EXTRACT:
⁂

In September 2023, Bicskey finally filed for divorce. Gore and another church guy wrote letters containing falsehoods in support of her husband. The next month, she learned that Gore had “advocate[d] for an abusive man in the FBC Beggs church.” In March 2024, Gore and the men at church voted to shun Bicskey.
The divorce case is ongoing. It’s clear that her STBX (soon-to-be-ex) is in it to win whatever battle he thinks it represents. It’s also clear that Chris Gore is his steadfast ally and thought leader—and that the other men in that church stand behind Gore and Bicskey’s STBX.
Once Gore lost all of his formal power over Bicskey, he sent her a cease-and-desist letter in hopes of silencing her that way. In turn, Bicskey immediately released pics of the letter to social media.
We all had a good laugh at this letter. It is very obviously crafted by someone in terminal stages of unwarranted self-importance, someone who is a legend in his own mind. It features lots of accusations, smears, misused legalese, and retaliatory threats with no teeth. Amazingly, it was even sent on church stationery, meaning no actual lawyers were formally involved in its creation. It was just a hypocrite’s last-ditch attempt to silence someone he’d wronged.
There has been no news since Chris Gore’s abortive, laughable attempt at a cease and desist letter and some Facebook smearing of his enemies. His church’s Facebook account ran their official reply on October 13th. They have said little about the matter since. Some people are accusing them of deleting critical comments there, and I 100% believe it. But since then, they appear to have given up even that effort. As I look at the page now, I see it has almost entirely unsupportive comments—though it also says the church has since limited who can reply, and the number of total replies does not tally up with the number there now. Regardless, their post has had no comments published since the 14th.
Gore’s behavior demonstrates so many points I’ve made about the dysfunctional-authoritarian men of the Christian Right that he catapulted himself and his ideology to the top of our dance card. We haven’t talked about these guys lately, but now Chris Gore has given us a great opportunity to explore yet another reason why his religion keeps sprouting abusers and abuse like that’s what it was born to do.
Everyone, meet our setting: Beggs, Oklahoma
According to the SBC’s membership site, First Baptist Church of Beggs is one of their member churches. They’re a basic boilerplate fundagelical SBC church headed by an anti-abortion whackadoo with no leadership qualifications that I could find. If he’s as unqualified to lead a church as I suspect he is, then he’s in the perfect place to do it, at least.

⁂

GIVEN REQUEST:
Please carry on the article about Chris Gore and First Baptist Church of Beggs, picking up right after its final sentence. The listing below this point isn't needed for anything here.

RAW DATA:
⁂

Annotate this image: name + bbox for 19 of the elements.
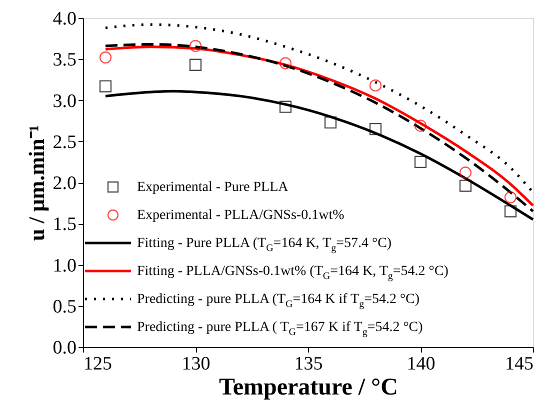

⁂

FINAL RESULT:
Though it is a tiny town of about 1100 people, Beggs hilariously boasts not one but two SBC churches. They compete with 7 or 8 other churches in the area. None appear to be overly large.
That might be because Beggs is experiencing a slow but inexorable population drain. Since 2000, it’s lost about 200 people. Of those who remain, many are older folks. Moreover, fewer than half of its residents are living together in marriage. The town’s big claim to fame is still having inexpensive public pay phones. In more modern news, Reservation Dogs was filmed around there, likely since a Native American reservation is near the town.
Unsurprisingly, Beggs residents tend to vote red. In the last major election, 67.5% of voters voted Republican. It is a very conservative area overall. They’re also quite religious, with a near-majority of evangelicals and Pentecostals dominating the area. Overall, 67% of its residents claim affiliation with some flavor of Christianity; none report being Jewish, Muslim, or “an eastern faith.”
In a town like Beggs, a dysfunctional authoritarian finds the path to power both easy and swift. Power-hungry people gravitate to tiny little towns like these. There, any fool can start up a fundagelical church and find relative success doing it. That’s one of the reasons why small-town evangelical churches are such hotbeds of drama, gossip, and abuse.
Dysfunctional authoritarians have a harder time finding power in large cities with large, well-established churches and experienced hiring committees. If nothing else, such larger churches have stringent educational and training requirements of pastors. Only the most ambitious dysfunctional authoritarians want to work that hard to obtain power! Nor will they be happy working alongside a strong board of elders who can fire them or stymie their power-grabs. No, they’ll always be on the lookout for the quick, easy paths to power. That doesn’t mean they don’t get into power in such areas and churches—just that it takes way more effort.
(See also: An SBC leader tells us how to fool a monster.)
In short, I’m not in the least surprised by any element of this story’s setting.
A quick review of the Patriarchy movement and where it is now
Chris Gore appears to take a great deal of his understanding of masculinity from Patriarchy nutjobs like Doug Wilson. Wilson is just a small-town Idaho pastor and bigot-for-Jesus whose reach very much exceeds his grasp. Like so many control-hungry men, once Bicskey’s husband fell into Gore’s orbit, he got way into “homesteading” (a proxy for self-sufficiency, a major value for fundagelicals for years) and lording it over his wife. Despite Bicskey’s attempts to follow her pastor’s orders regarding obedience to her husband, her marriage continued to disintegrate.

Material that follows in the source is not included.